* **Quoted passage**:
- Directed by: Franz Josef Gottlieb
- Written by: Kurt Nachmann; August Rieger;
- Produced by: Ilse Kubaschewski
- Starring: Rudi Carrell; Ilja Richter; Chris Roberts;
- Cinematography: Heinz Hölscher
- Edited by: Christine Brandt; Traude Krappl-Maass;
- Music by: Gerhard Heinz; Werner Twardy;
- Production companies: Divina-Film; Lisa Film;
- Distributed by: Constantin Film
- Release date: 6 August 1970;
- Running time: 95 minutes
- Country: West Germany
- Language: German

= When the Mad Aunts Arrive =

1970 film

When the Mad Aunts Arrive (Wenn die tollen Tanten kommen) is a 1970 West German musical comedy film directed by Franz Josef Gottlieb and starring Rudi Carrell, Ilja Richter, and Chris Roberts. It is one of the films of the era inspired by the cross-dressing plot of Charley's Aunt.

* **Available data**:
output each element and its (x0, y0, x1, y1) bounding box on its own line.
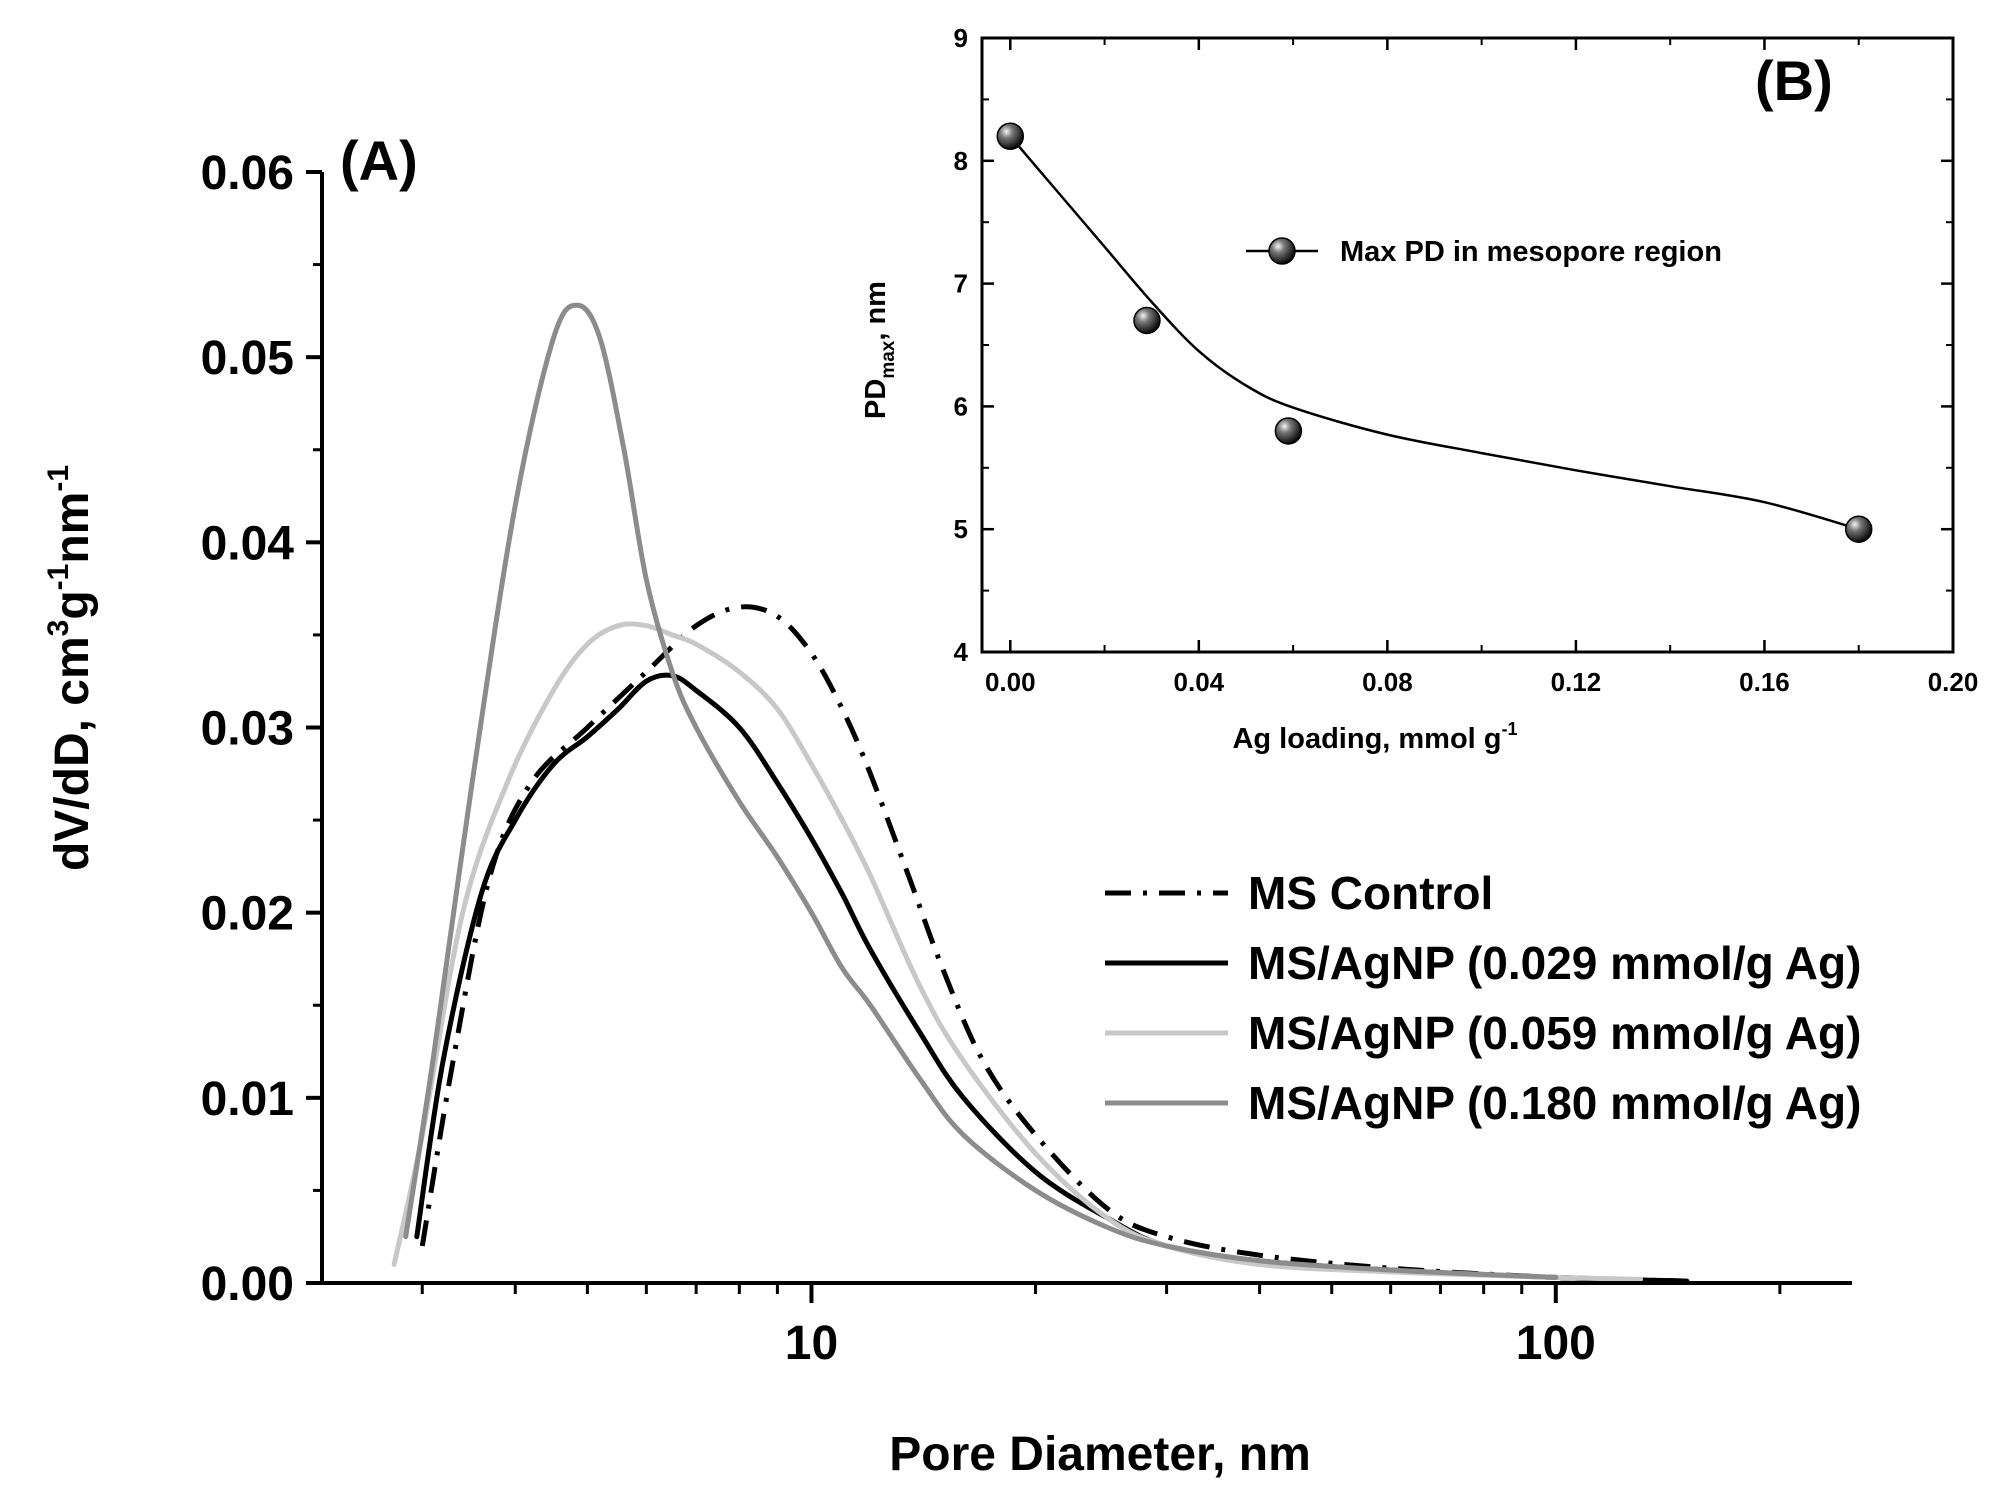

* **Exercise tasks**:
A. According to the film entry, who produced When the Mad Aunts Arrive?
B. Copy the film entry word for word from "When the Mad Aunts Arrive (Wenn" to "of Charley's Aunt.".
The data has no connection to the film entry.

* **Solutions to the exercise**:
A. Ilse Kubaschewski

B.
When the Mad Aunts Arrive (Wenn die tollen Tanten kommen) is a 1970 West German musical comedy film directed by Franz Josef Gottlieb and starring Rudi Carrell, Ilja Richter, and Chris Roberts. It is one of the films of the era inspired by the cross-dressing plot of Charley's Aunt.